## [Given request]
Count, in the entries, the lines with "Training". Answer with the number only.

++++++++++

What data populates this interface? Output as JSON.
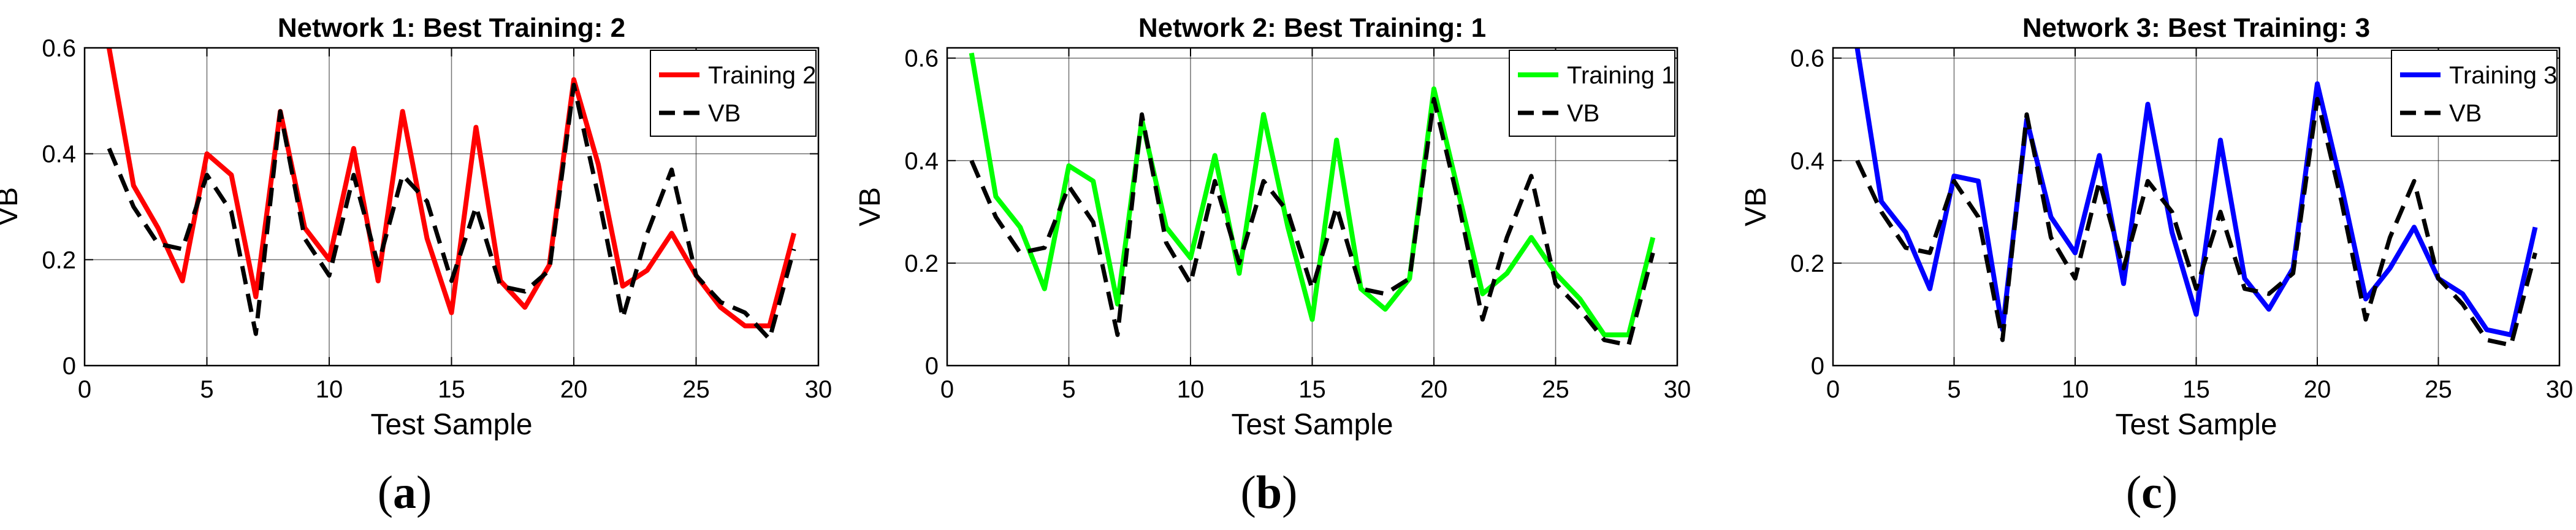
{
  "chart_data": [
    {
      "type": "line",
      "title": "Network 1: Best Training: 2",
      "xlabel": "Test Sample",
      "ylabel": "VB",
      "panel_label": "a",
      "xlim": [
        0,
        30
      ],
      "ylim": [
        0,
        0.6
      ],
      "xticks": [
        0,
        5,
        10,
        15,
        20,
        25,
        30
      ],
      "yticks": [
        0,
        0.2,
        0.4,
        0.6
      ],
      "xtick_labels": [
        "0",
        "5",
        "10",
        "15",
        "20",
        "25",
        "30"
      ],
      "ytick_labels": [
        "0",
        "0.2",
        "0.4",
        "0.6"
      ],
      "grid": true,
      "legend_position": "top-right",
      "x": [
        1,
        2,
        3,
        4,
        5,
        6,
        7,
        8,
        9,
        10,
        11,
        12,
        13,
        14,
        15,
        16,
        17,
        18,
        19,
        20,
        21,
        22,
        23,
        24,
        25,
        26,
        27,
        28,
        29
      ],
      "series": [
        {
          "name": "Training 2",
          "color": "#ff0000",
          "style": "solid",
          "values": [
            0.6,
            0.34,
            0.26,
            0.16,
            0.4,
            0.36,
            0.13,
            0.48,
            0.26,
            0.2,
            0.41,
            0.16,
            0.48,
            0.24,
            0.1,
            0.45,
            0.16,
            0.11,
            0.19,
            0.54,
            0.38,
            0.15,
            0.18,
            0.25,
            0.17,
            0.11,
            0.075,
            0.075,
            0.25
          ]
        },
        {
          "name": "VB",
          "color": "#000000",
          "style": "dashed",
          "values": [
            0.41,
            0.3,
            0.23,
            0.22,
            0.36,
            0.29,
            0.06,
            0.48,
            0.24,
            0.17,
            0.36,
            0.19,
            0.36,
            0.31,
            0.16,
            0.3,
            0.15,
            0.14,
            0.18,
            0.53,
            0.32,
            0.09,
            0.25,
            0.37,
            0.17,
            0.12,
            0.1,
            0.05,
            0.22
          ]
        }
      ]
    },
    {
      "type": "line",
      "title": "Network 2: Best Training: 1",
      "xlabel": "Test Sample",
      "ylabel": "VB",
      "panel_label": "b",
      "xlim": [
        0,
        30
      ],
      "ylim": [
        0,
        0.62
      ],
      "xticks": [
        0,
        5,
        10,
        15,
        20,
        25,
        30
      ],
      "yticks": [
        0,
        0.2,
        0.4,
        0.6
      ],
      "xtick_labels": [
        "0",
        "5",
        "10",
        "15",
        "20",
        "25",
        "30"
      ],
      "ytick_labels": [
        "0",
        "0.2",
        "0.4",
        "0.6"
      ],
      "grid": true,
      "legend_position": "top-right",
      "x": [
        1,
        2,
        3,
        4,
        5,
        6,
        7,
        8,
        9,
        10,
        11,
        12,
        13,
        14,
        15,
        16,
        17,
        18,
        19,
        20,
        21,
        22,
        23,
        24,
        25,
        26,
        27,
        28,
        29
      ],
      "series": [
        {
          "name": "Training 1",
          "color": "#00ff00",
          "style": "solid",
          "values": [
            0.61,
            0.33,
            0.27,
            0.15,
            0.39,
            0.36,
            0.12,
            0.48,
            0.27,
            0.21,
            0.41,
            0.18,
            0.49,
            0.27,
            0.09,
            0.44,
            0.15,
            0.11,
            0.17,
            0.54,
            0.34,
            0.14,
            0.18,
            0.25,
            0.18,
            0.13,
            0.06,
            0.06,
            0.25
          ]
        },
        {
          "name": "VB",
          "color": "#000000",
          "style": "dashed",
          "values": [
            0.4,
            0.29,
            0.22,
            0.23,
            0.35,
            0.28,
            0.06,
            0.49,
            0.24,
            0.16,
            0.36,
            0.2,
            0.36,
            0.3,
            0.15,
            0.31,
            0.15,
            0.14,
            0.17,
            0.52,
            0.32,
            0.09,
            0.25,
            0.37,
            0.16,
            0.11,
            0.05,
            0.04,
            0.22
          ]
        }
      ]
    },
    {
      "type": "line",
      "title": "Network 3: Best Training: 3",
      "xlabel": "Test Sample",
      "ylabel": "VB",
      "panel_label": "c",
      "xlim": [
        0,
        30
      ],
      "ylim": [
        0,
        0.62
      ],
      "xticks": [
        0,
        5,
        10,
        15,
        20,
        25,
        30
      ],
      "yticks": [
        0,
        0.2,
        0.4,
        0.6
      ],
      "xtick_labels": [
        "0",
        "5",
        "10",
        "15",
        "20",
        "25",
        "30"
      ],
      "ytick_labels": [
        "0",
        "0.2",
        "0.4",
        "0.6"
      ],
      "grid": true,
      "legend_position": "top-right",
      "x": [
        1,
        2,
        3,
        4,
        5,
        6,
        7,
        8,
        9,
        10,
        11,
        12,
        13,
        14,
        15,
        16,
        17,
        18,
        19,
        20,
        21,
        22,
        23,
        24,
        25,
        26,
        27,
        28,
        29
      ],
      "series": [
        {
          "name": "Training 3",
          "color": "#0000ff",
          "style": "solid",
          "values": [
            0.62,
            0.32,
            0.26,
            0.15,
            0.37,
            0.36,
            0.07,
            0.48,
            0.29,
            0.22,
            0.41,
            0.16,
            0.51,
            0.26,
            0.1,
            0.44,
            0.17,
            0.11,
            0.19,
            0.55,
            0.35,
            0.13,
            0.19,
            0.27,
            0.17,
            0.14,
            0.07,
            0.06,
            0.27
          ]
        },
        {
          "name": "VB",
          "color": "#000000",
          "style": "dashed",
          "values": [
            0.4,
            0.3,
            0.23,
            0.22,
            0.36,
            0.29,
            0.05,
            0.49,
            0.25,
            0.17,
            0.36,
            0.19,
            0.36,
            0.3,
            0.15,
            0.3,
            0.15,
            0.14,
            0.18,
            0.52,
            0.32,
            0.09,
            0.25,
            0.36,
            0.17,
            0.12,
            0.05,
            0.04,
            0.22
          ]
        }
      ]
    }
  ]
}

++++++++++

## [Written solution]
6